> _What the task requires_: Return every line of the data below that includes the string "порча".

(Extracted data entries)
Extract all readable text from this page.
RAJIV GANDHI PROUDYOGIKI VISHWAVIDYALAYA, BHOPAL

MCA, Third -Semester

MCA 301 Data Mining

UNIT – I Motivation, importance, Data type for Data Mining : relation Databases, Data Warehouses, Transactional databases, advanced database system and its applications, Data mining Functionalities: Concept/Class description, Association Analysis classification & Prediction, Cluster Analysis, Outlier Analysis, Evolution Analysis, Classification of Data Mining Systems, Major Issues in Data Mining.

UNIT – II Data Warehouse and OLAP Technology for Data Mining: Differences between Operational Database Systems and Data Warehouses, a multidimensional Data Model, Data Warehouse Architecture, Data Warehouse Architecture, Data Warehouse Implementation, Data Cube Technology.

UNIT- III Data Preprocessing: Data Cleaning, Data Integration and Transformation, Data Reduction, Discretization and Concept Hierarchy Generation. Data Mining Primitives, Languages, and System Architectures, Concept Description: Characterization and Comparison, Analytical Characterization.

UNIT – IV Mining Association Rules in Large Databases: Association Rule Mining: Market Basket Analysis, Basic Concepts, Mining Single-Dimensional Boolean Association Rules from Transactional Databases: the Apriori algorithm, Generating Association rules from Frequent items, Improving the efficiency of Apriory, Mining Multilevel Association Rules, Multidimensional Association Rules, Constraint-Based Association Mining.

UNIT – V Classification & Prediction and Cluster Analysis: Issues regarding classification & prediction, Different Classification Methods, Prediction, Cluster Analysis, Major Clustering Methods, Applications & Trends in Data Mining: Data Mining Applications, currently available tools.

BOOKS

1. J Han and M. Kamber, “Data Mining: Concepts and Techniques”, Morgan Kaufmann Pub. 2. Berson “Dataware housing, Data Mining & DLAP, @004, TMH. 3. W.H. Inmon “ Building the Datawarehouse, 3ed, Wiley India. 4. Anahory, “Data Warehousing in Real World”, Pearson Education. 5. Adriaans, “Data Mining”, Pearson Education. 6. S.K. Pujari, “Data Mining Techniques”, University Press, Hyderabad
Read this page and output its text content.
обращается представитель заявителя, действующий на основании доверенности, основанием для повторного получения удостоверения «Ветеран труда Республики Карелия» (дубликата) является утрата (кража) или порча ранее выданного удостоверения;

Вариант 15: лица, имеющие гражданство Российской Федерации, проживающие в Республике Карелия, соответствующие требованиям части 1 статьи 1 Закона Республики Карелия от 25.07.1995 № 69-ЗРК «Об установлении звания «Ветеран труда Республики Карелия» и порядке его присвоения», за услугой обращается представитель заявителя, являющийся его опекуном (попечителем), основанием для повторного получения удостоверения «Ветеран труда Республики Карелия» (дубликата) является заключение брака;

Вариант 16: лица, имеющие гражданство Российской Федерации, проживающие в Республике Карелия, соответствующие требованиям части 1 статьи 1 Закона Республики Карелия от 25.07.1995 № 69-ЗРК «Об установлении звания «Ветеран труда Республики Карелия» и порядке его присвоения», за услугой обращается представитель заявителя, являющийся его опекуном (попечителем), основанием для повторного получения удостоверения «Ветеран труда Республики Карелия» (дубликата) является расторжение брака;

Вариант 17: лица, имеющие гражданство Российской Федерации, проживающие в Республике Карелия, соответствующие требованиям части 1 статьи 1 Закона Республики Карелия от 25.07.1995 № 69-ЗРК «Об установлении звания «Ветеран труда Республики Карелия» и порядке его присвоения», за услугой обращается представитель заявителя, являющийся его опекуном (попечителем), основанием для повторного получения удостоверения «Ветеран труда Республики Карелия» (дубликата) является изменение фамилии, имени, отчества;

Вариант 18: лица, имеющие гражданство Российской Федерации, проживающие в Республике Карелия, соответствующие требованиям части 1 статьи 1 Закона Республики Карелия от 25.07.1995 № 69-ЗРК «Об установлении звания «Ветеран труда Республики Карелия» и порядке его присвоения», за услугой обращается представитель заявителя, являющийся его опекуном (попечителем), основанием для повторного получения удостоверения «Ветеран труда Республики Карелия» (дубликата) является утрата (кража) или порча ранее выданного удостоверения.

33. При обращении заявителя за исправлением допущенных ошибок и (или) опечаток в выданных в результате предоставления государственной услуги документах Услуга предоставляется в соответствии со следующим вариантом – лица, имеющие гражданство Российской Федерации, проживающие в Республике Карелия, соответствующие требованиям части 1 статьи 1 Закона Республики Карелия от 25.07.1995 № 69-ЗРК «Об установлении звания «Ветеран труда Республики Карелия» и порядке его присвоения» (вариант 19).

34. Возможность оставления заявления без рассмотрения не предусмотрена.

> _Correct output_:
обращается представитель заявителя, действующий на основании доверенности, основанием для повторного получения удостоверения «Ветеран труда Республики Карелия» (дубликата) является утрата (кража) или порча ранее выданного удостоверения;
Вариант 18: лица, имеющие гражданство Российской Федерации, проживающие в Республике Карелия, соответствующие требованиям части 1 статьи 1 Закона Республики Карелия от 25.07.1995 № 69-ЗРК «Об установлении звания «Ветеран труда Республики Карелия» и порядке его присвоения», за услугой обращается представитель заявителя, являющийся его опекуном (попечителем), основанием для повторного получения удостоверения «Ветеран труда Республики Карелия» (дубликата) является утрата (кража) или порча ранее выданного удостоверения.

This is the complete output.